◆ Do this:
Name every country that the passage on national finances below takes up as the main subject of one of its paragraphs.

◆ Page text:
Germany, unsurprisingly, is the polar opposite. The Germans are remarkably conservative in their financial dealings, both as a people and a government. Qualifying for a mortgage first requires making regular mortgage-like payments into a sequestered bank account for several years to prove attitude and bona fides. As such, the Germans avoided the sort of catastrophic financial collapses that bedeviled much of Europe in the 2007–9 financial crisis. One result among many was that the German economy bounced back first and fastest, leading firms across the Continent to put their eggs in the German basket while the rest of Europe withered. Two cheers for the Germans! But only two. The establishment of all things German at Europe’s center bred resentment throughout Europe.

A far from insignificant amount of that resentment put down roots in the United Kingdom, where the 2007–9 financial crisis emboldened economic and ethnic nationalists to push for separating the kingdom from the European Union. As part of the ensuing struggle, Britain’s political right and left both imploded. Populists ultimately took control of the British political right and led the kingdom through the haphazard process we know today as Brexit, while the left fell under the control of barely whitewashed neofascists for a time.

The credit build in Hungary in the 2000s was among Europe’s biggest, expanding by a factor of eight. Much of that capital flooded into the housing market in a way that would make American subprime financiers blush, putting people with minimal income or credit histories into homes they could not pretend to afford. Making matters worse, most of the loans were in foreign currencies, so when the inevitable currency swings occurred, even Hungarians who were able to afford their homes under normal circumstances suddenly saw their mortgage payments double. The ensuing economic and financial chaos hardened the political landscape against outsiders of all flavors, enabling Prime Minister Viktor Orban to seize control of the country’s entire financial and political space. For all intents and purposes, as of 2022 Hungary is no longer a democracy.

Singapore has a big credit signature, with a fivefold increase in credit since 2000. But Singapore is a financial center and so is constantly investing in places outside of itself. Much of its “private credit” is wrapped up in foreign economies. Additionally, Singapore has a government investment agency—Temasek—that is responsible for funneling a lot of the city-state’s money into projects abroad. Factor those items out and the picture doesn’t look all that bubbly. That said, Singapore sits on the Strait of Malacca—the world’s busiest trade route—and serves as the world’s largest transshipment center, to such a degree that its fuel tanks hold and manage the distribution of so much petroleum that they constitute a global price standard. Should anything happen to the velocity of global trade, Singapore’s trade-centric economy could not help but suffer in the short term regardless of how well managed the city-state’s finances happen to be.

With the combination of a fairly diversified economy, government policies welcoming immigration, and a bevy of mineral reserves big enough to feed insatiable Chinese demand, Australia has avoided recession for a generation. Others noticed, and foreign money has spammed into the country to take advantage of the longest continuous period of economic growth in human history. That has turned the Great Down Under into the most overcredited of the Western countries to not yet experience a credit collapse. Credit has increased sixfold since 2000. Housing and household debt are of course the expected bugaboos, but the credit inflows have pushed the Australian dollar up to uncomfortably unsustainable highs, eroding the competitiveness of every economic sector outside of mining. Any effort the government has taken to decrease demand with regulatory hammers has been overwhelmed by a tax code that not only encourages property ownership, but in fact encourages those already owning residential property to purchase more. This would be a problem anywhere, but in Australia it is particularly acute. Oz might seem like a place with a lot of land, but the Outback is beyond useless to residential real estate. The vast bulk of the Aussie population lives in fewer than ten largely disconnected metro regions, sharply limiting availability and driving up the cost of building new housing inventory. This will blow. The question is when?

◆ Data:

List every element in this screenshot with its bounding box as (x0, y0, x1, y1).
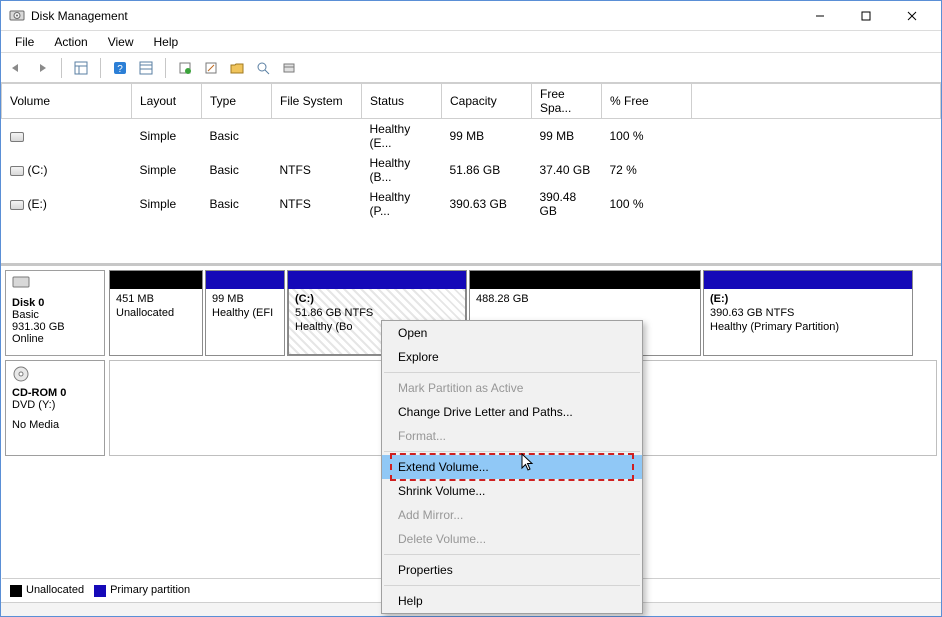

◆ Written answer:
Germany, the United Kingdom, Hungary, Singapore, Australia